— Aim of the exercise —
Copy the data exactly; pictures stay out of the copy.

— Entries provided —
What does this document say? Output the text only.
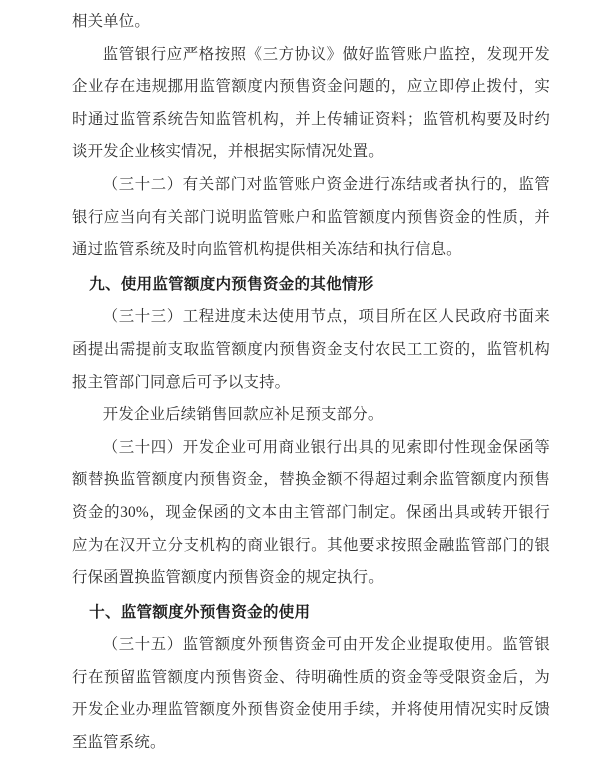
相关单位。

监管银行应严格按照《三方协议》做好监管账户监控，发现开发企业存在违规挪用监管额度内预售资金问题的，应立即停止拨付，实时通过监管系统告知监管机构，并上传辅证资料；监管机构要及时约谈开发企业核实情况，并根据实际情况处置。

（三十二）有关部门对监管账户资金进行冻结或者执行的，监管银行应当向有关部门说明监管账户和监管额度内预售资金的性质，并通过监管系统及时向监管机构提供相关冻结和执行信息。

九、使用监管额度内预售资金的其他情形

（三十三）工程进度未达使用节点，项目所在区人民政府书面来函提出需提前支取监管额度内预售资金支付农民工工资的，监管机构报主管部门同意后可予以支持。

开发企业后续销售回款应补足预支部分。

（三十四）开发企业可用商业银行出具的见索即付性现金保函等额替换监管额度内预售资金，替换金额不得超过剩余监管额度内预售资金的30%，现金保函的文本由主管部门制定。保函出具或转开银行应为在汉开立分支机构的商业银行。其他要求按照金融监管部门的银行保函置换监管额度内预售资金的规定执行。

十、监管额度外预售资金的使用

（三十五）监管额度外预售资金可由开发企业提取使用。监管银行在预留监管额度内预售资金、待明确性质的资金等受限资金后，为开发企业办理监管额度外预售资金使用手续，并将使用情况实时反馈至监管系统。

— Solution for this task —
What does this document say? Output the text only.
相关单位。

监管银行应严格按照《三方协议》做好监管账户监控，发现开发企业存在违规挪用监管额度内预售资金问题的，应立即停止拨付，实时通过监管系统告知监管机构，并上传辅证资料；监管机构要及时约谈开发企业核实情况，并根据实际情况处置。

（三十二）有关部门对监管账户资金进行冻结或者执行的，监管银行应当向有关部门说明监管账户和监管额度内预售资金的性质，并通过监管系统及时向监管机构提供相关冻结和执行信息。

九、使用监管额度内预售资金的其他情形

（三十三）工程进度未达使用节点，项目所在区人民政府书面来函提出需提前支取监管额度内预售资金支付农民工工资的，监管机构报主管部门同意后可予以支持。

开发企业后续销售回款应补足预支部分。

（三十四）开发企业可用商业银行出具的见索即付性现金保函等额替换监管额度内预售资金，替换金额不得超过剩余监管额度内预售资金的30%，现金保函的文本由主管部门制定。保函出具或转开银行应为在汉开立分支机构的商业银行。其他要求按照金融监管部门的银行保函置换监管额度内预售资金的规定执行。

十、监管额度外预售资金的使用

（三十五）监管额度外预售资金可由开发企业提取使用。监管银行在预留监管额度内预售资金、待明确性质的资金等受限资金后，为开发企业办理监管额度外预售资金使用手续，并将使用情况实时反馈至监管系统。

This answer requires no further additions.